== COSA FARE ==
Aggiorna la parte del testo sulla DNF che va da "In  questo senso, il" a "etico e sociale.", estremi inclusi, mettendo "sintesi" al posto di "fotografia".

== TESTO DA LEGGERE ==
======

Dal momento che i criteri ESG pesano in modo sempre più rilevante sulla percezione del valore di un’azienda e sui suoi risultati di business, la DNF si inserisce in questo ambito fotografando la strategia messa in campo dall’azienda per gestire in modo efficace, inclusivo e circolare le problematiche di impatto sociale ed etico. Suo scopo ultimo è, infatti, quello di spiegare in modo dettagliato le politiche adottate sulla sicurezza e la salute (pubblica e dei propri collaboratori), l’ambiente, il rispetto dei diritti umani e la lotta alla corruzione.

Ma entriamo nel dettaglio.

DNF: di cosa si tratta nel concreto?

La DNF è una rendicontazione in cui si riportano aspetti di carattere sociale e ambientale, con focus sulle politiche di sostenibilità aziendale, sulle modalità di gestione del personale e sull’impegno nella lotta alla corruzione e rispetto dei diritti umani.

In  questo senso, il documento è nient’altro che la fotografia della cosiddetta Corporate Social Responsibility (in italiano responsabilità sociale d’impresa), ovvero dell’insieme delle azioni realizzate per affrontare attivamente le problematiche di impatto etico e sociale.

Da dove arriva la Dichiarazione Non Finanziaria DNF

La Dichiarazione Non Finanziaria ha il suo punto di riferimento nel decreto legislativo n. 254 del 30 dicembre 2016 con il quale è stato introdotto, esattamente all’art. 2, l’obbligo di pubblicare una dichiarazione, che può essere individuale o consolidata, di carattere non finanziario per gli Enti di Interesse Pubblico Rilevanti EIPR, ovvero per le società italiane emittenti valori mobiliari che sono quotate su un un mercato regolamentato in Italia o in UE. Nello specifico questo obbligo riguarda banche, assicurazioni e imprese di riassicurazione con queste caratteristiche: un numero di dipendenti superiore a 500, uno stato patrimoniale superiore a 20.000.000 di euro o un fatturato superiore a 40.000.000 di euro.

======

== ELENCO VOCI ==

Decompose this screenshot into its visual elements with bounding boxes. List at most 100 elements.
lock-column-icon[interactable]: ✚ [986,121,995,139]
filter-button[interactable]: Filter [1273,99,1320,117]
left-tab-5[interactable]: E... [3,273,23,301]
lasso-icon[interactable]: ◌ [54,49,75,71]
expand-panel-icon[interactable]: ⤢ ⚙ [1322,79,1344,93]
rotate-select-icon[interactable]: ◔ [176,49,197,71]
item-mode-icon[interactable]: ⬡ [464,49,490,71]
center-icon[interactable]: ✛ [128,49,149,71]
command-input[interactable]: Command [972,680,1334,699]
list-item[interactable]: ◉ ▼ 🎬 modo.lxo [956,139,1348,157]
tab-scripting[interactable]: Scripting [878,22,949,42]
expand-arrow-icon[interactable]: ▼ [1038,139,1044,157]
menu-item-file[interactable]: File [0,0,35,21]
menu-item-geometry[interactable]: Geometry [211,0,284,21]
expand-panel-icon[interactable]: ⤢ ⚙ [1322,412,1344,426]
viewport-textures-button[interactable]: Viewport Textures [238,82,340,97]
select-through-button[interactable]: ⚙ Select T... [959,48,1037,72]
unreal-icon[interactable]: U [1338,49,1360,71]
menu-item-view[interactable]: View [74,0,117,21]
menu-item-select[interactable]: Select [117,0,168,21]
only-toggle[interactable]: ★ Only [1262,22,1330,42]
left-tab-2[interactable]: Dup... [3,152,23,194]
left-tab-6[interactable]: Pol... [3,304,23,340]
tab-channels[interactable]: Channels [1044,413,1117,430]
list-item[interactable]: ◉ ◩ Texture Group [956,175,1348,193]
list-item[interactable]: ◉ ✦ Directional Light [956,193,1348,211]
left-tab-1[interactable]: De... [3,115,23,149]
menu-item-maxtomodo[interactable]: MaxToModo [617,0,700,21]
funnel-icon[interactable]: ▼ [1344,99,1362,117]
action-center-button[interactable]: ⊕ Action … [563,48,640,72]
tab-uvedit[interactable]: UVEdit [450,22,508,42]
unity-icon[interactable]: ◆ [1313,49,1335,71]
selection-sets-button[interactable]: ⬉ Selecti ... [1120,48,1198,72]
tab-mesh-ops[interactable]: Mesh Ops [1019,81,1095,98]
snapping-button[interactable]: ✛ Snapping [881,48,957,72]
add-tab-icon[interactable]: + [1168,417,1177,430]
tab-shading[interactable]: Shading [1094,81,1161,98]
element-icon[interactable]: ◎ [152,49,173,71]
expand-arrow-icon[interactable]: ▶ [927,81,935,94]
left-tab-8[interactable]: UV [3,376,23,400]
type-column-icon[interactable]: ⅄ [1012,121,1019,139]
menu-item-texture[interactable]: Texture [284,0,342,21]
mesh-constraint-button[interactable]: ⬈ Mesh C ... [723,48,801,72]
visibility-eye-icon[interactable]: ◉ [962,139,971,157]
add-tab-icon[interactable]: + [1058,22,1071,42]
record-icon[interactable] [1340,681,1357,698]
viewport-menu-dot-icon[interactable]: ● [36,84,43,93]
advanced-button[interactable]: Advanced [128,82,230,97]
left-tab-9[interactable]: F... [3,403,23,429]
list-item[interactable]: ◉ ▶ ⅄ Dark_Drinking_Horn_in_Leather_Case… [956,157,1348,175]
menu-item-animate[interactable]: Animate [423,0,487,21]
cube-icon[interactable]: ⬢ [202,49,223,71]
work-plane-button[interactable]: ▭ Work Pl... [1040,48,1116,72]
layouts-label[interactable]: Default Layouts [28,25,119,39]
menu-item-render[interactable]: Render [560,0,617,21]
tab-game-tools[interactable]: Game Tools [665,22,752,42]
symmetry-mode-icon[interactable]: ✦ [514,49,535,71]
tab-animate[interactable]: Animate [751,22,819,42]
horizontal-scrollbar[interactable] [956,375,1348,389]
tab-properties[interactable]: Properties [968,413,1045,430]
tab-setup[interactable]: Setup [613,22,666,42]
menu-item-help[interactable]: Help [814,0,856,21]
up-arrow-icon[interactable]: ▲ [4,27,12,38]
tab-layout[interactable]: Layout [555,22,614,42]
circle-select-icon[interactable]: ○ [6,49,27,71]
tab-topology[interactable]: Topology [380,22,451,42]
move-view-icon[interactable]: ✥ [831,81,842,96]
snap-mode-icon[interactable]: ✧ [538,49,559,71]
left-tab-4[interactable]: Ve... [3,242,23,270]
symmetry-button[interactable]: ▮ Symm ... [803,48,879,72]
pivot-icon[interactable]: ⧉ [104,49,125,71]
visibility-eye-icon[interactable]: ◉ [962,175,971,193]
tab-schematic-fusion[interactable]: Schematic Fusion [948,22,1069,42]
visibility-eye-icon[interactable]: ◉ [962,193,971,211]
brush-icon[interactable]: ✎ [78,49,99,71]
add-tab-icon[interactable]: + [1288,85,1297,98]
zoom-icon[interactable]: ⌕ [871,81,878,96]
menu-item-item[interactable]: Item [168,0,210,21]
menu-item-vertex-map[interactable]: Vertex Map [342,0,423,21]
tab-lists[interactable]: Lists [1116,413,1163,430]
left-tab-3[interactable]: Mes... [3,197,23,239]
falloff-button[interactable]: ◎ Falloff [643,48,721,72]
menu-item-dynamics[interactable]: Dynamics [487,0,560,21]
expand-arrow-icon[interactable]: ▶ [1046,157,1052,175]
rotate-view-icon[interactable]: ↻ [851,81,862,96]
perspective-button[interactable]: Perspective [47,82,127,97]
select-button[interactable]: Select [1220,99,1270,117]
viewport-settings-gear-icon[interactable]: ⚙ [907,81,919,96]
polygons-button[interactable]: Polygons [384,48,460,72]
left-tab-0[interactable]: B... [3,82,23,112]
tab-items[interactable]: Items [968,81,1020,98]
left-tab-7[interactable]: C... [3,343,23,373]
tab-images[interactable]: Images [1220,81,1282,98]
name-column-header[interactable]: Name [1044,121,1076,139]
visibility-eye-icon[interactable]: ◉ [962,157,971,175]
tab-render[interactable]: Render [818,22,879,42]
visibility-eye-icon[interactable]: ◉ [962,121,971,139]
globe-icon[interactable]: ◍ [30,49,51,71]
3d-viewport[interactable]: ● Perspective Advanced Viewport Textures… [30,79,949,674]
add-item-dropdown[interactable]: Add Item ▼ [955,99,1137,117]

======

== SOLUZIONE ==
In  questo senso, il documento è nient’altro che la sintesi della cosiddetta Corporate Social Responsibility (in italiano responsabilità sociale d’impresa), ovvero dell’insieme delle azioni realizzate per affrontare attivamente le problematiche di impatto etico e sociale.